Search the records for the word "Contains" and report each line that has it.

=== RECORDS TO USE ===

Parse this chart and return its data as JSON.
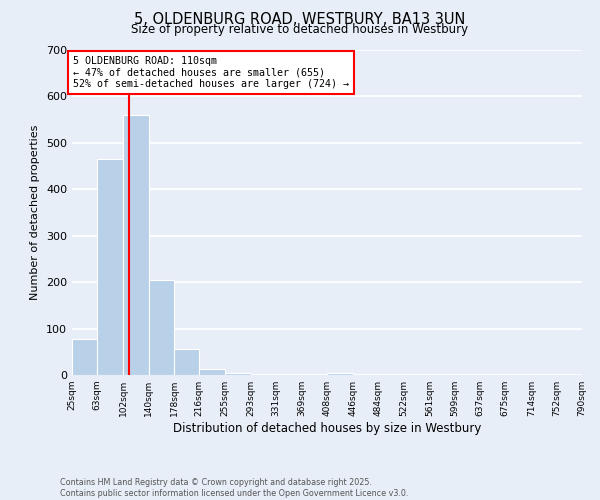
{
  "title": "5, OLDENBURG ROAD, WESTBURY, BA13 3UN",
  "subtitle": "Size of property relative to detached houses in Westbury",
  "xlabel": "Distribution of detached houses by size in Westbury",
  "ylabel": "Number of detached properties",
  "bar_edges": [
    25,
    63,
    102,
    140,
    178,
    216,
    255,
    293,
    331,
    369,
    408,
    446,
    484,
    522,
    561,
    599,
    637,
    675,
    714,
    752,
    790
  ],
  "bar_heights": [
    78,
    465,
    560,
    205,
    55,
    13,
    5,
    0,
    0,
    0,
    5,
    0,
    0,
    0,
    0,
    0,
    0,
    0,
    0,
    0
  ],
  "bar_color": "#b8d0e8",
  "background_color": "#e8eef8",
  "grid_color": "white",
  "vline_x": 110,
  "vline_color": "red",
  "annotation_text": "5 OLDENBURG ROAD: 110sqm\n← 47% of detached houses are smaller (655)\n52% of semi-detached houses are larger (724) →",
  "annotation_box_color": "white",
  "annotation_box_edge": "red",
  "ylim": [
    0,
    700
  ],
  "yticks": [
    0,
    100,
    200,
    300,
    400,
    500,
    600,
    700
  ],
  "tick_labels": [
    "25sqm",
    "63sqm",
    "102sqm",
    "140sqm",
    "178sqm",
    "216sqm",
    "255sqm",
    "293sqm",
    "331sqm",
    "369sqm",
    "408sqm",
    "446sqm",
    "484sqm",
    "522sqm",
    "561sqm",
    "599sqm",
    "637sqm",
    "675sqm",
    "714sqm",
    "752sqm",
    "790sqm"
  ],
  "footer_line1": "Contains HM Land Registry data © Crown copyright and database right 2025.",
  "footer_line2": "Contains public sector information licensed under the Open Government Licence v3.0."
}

===

- EXERCISE OUTPUT:
  "footer_line1": "Contains HM Land Registry data © Crown copyright and database right 2025.",
  "footer_line2": "Contains public sector information licensed under the Open Government Licence v3.0."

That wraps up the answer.